• [SET PROBLEM]
Report every line below that holds the word "JSON".

## Start INFORMATION GIVEN

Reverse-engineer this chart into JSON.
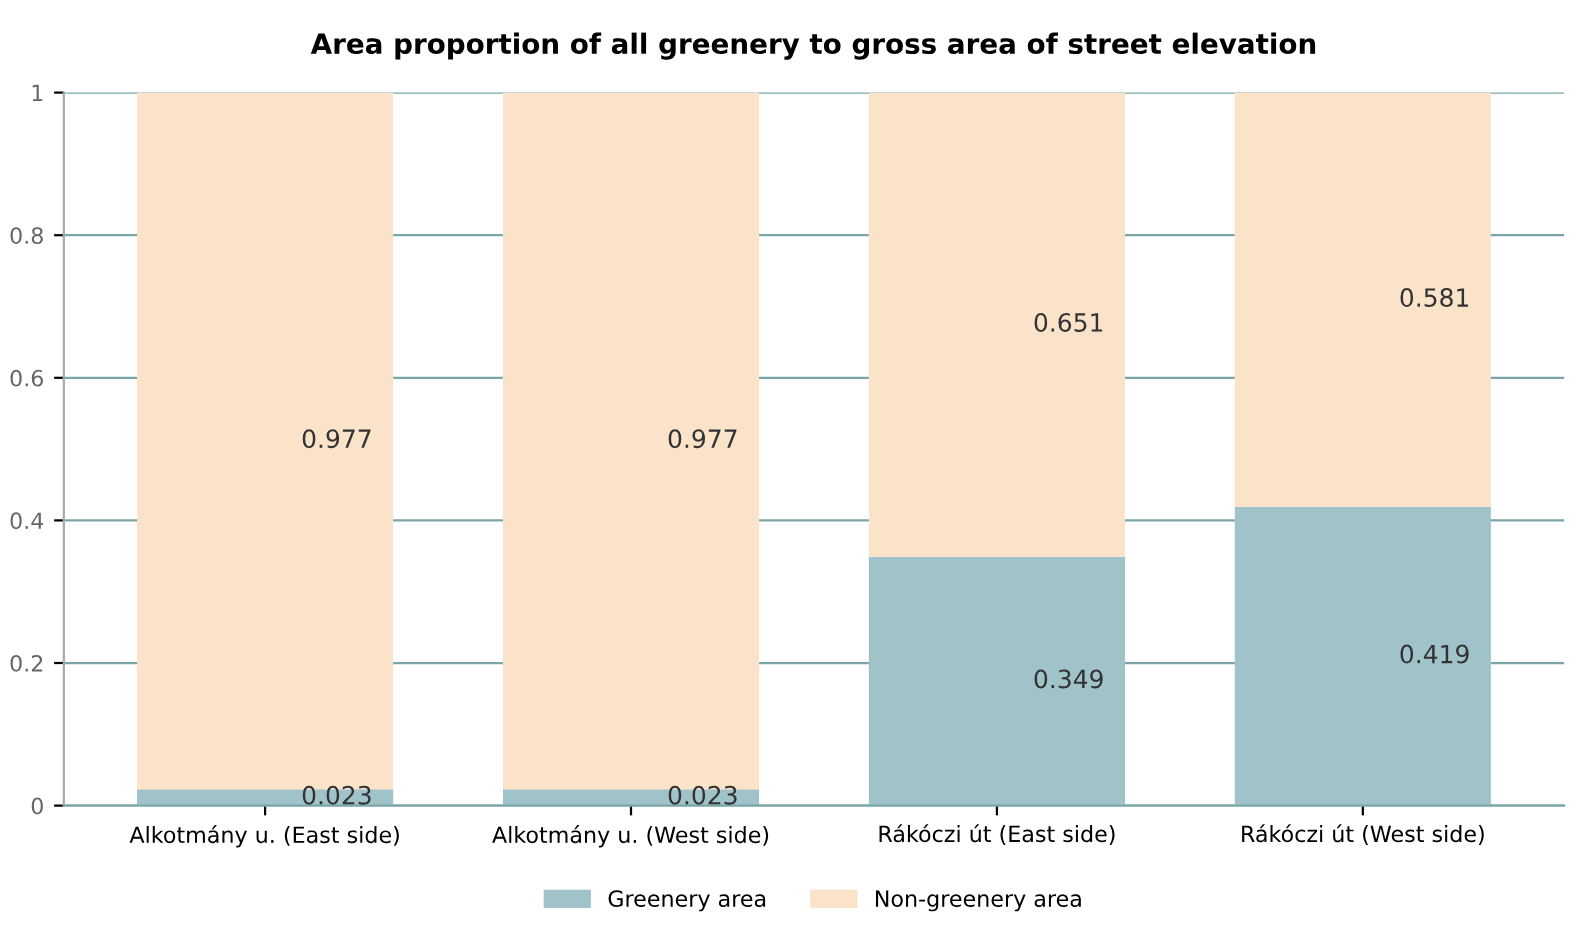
{
  "chart_data": {
    "type": "bar",
    "title": "Area proportion of all greenery to gross area of street elevation",
    "categories": [
      "Alkotmány u. (East side)",
      "Alkotmány u. (West side)",
      "Rákóczi út (East side)",
      "Rákóczi út (West side)"
    ],
    "stacked": true,
    "series": [
      {
        "name": "Greenery area",
        "color": "#a0c3c9",
        "values": [
          0.023,
          0.023,
          0.349,
          0.419
        ]
      },
      {
        "name": "Non-greenery area",
        "color": "#fbe3ca",
        "values": [
          0.977,
          0.977,
          0.651,
          0.581
        ]
      }
    ],
    "data_labels": true,
    "ylim": [
      0,
      1
    ],
    "yticks": [
      0,
      0.2,
      0.4,
      0.6,
      0.8,
      1
    ],
    "grid": "y",
    "legend": "bottom"
  }
}
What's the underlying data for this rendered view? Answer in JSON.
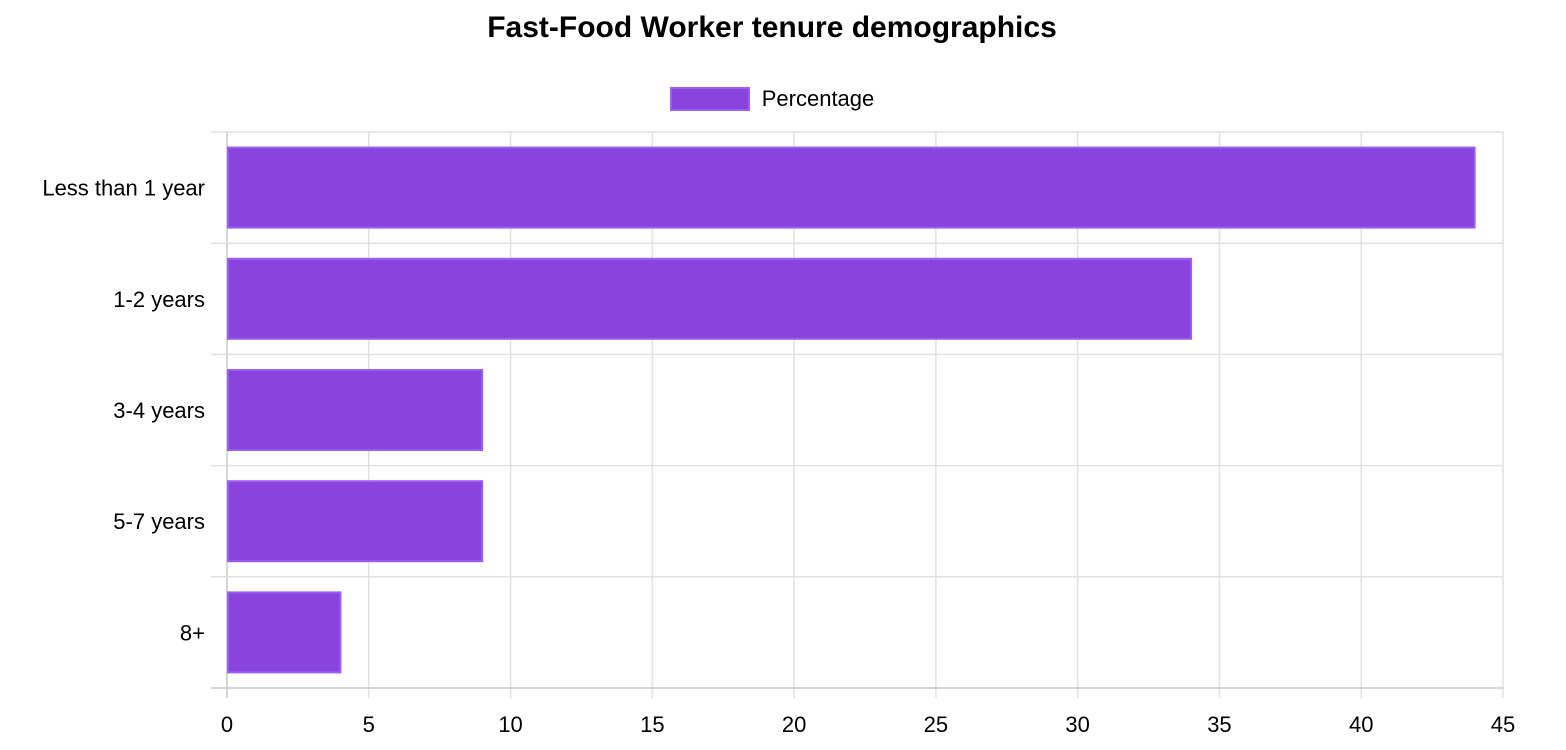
{
  "chart_data": {
    "type": "bar",
    "orientation": "horizontal",
    "title": "Fast-Food Worker tenure demographics",
    "categories": [
      "Less than 1 year",
      "1-2 years",
      "3-4 years",
      "5-7 years",
      "8+"
    ],
    "series": [
      {
        "name": "Percentage",
        "values": [
          44,
          34,
          9,
          9,
          4
        ]
      }
    ],
    "xlim": [
      0,
      45
    ],
    "x_ticks": [
      "0",
      "5",
      "10",
      "15",
      "20",
      "25",
      "30",
      "35",
      "40",
      "45"
    ],
    "grid": true,
    "legend_position": "top",
    "colors": {
      "bar_fill": "#8844dd",
      "bar_border": "#9b5ff0",
      "grid": "#e1e1e1",
      "axis": "#c8c8c8"
    }
  }
}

## End INFORMATION GIVEN

• [RESULT OF THE TASK]
Reverse-engineer this chart into JSON.
What's the underlying data for this rendered view? Answer in JSON.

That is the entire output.